| Written problem |
Reproduce the lines of every record below, changing "safety instruction" to "safety guideline" wherever it occurs and leaving everything else unchanged. Omit the pictures from your answer.

Image region annotations:
- - -
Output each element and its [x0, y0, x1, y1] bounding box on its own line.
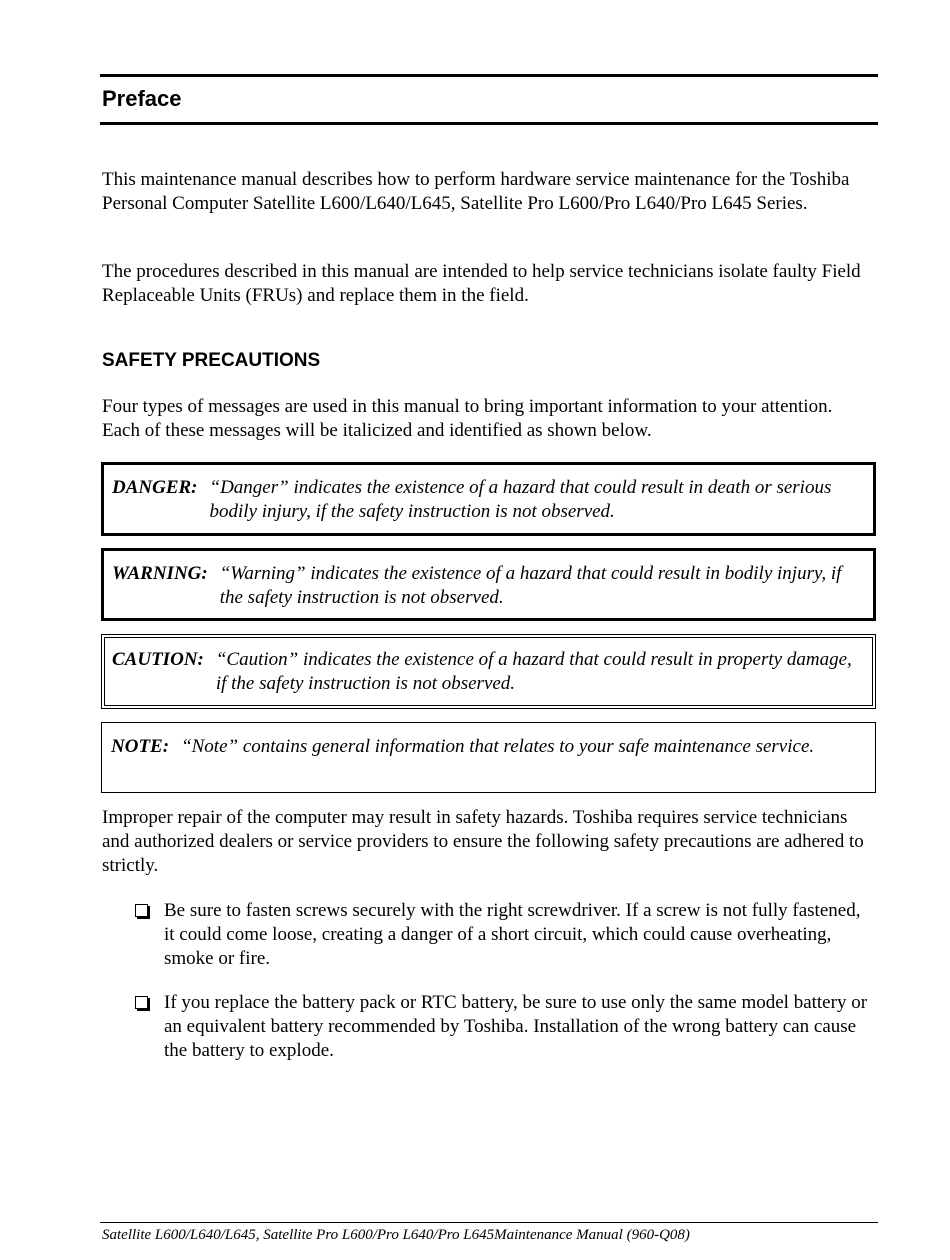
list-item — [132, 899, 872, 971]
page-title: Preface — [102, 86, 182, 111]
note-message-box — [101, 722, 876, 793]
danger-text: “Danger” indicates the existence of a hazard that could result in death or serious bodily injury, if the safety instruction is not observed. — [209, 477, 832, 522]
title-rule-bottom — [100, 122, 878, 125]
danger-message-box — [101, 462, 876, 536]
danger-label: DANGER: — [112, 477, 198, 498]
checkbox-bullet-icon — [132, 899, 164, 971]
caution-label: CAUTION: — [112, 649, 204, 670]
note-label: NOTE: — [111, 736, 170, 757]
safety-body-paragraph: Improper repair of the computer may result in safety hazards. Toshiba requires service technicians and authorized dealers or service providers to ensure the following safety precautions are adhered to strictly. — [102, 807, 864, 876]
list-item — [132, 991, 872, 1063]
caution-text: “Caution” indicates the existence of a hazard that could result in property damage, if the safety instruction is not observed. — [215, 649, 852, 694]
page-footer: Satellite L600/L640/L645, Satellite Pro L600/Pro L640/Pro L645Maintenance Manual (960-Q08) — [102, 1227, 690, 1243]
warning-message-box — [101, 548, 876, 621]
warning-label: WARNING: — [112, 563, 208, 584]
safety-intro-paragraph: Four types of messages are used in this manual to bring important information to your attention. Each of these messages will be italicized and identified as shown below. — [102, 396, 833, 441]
- - -
| Exercise output |
Output each element and its [x0, y0, x1, y1] bounding box on its own line.
list-item — [132, 899, 872, 971]
page-title: Preface — [102, 86, 182, 111]
note-message-box — [101, 722, 876, 793]
danger-text: “Danger” indicates the existence of a hazard that could result in death or serious bodily injury, if the safety guideline is not observed. — [209, 477, 832, 522]
title-rule-bottom — [100, 122, 878, 125]
danger-message-box — [101, 462, 876, 536]
danger-label: DANGER: — [112, 477, 198, 498]
checkbox-bullet-icon — [132, 899, 164, 971]
caution-label: CAUTION: — [112, 649, 204, 670]
note-label: NOTE: — [111, 736, 170, 757]
safety-body-paragraph: Improper repair of the computer may result in safety hazards. Toshiba requires service technicians and authorized dealers or service providers to ensure the following safety precautions are adhered to strictly. — [102, 807, 864, 876]
list-item — [132, 991, 872, 1063]
caution-text: “Caution” indicates the existence of a hazard that could result in property damage, if the safety guideline is not observed. — [215, 649, 852, 694]
page-footer: Satellite L600/L640/L645, Satellite Pro L600/Pro L640/Pro L645Maintenance Manual (960-Q08) — [102, 1227, 690, 1243]
warning-message-box — [101, 548, 876, 621]
warning-label: WARNING: — [112, 563, 208, 584]
safety-intro-paragraph: Four types of messages are used in this manual to bring important information to your attention. Each of these messages will be italicized and identified as shown below. — [102, 396, 833, 441]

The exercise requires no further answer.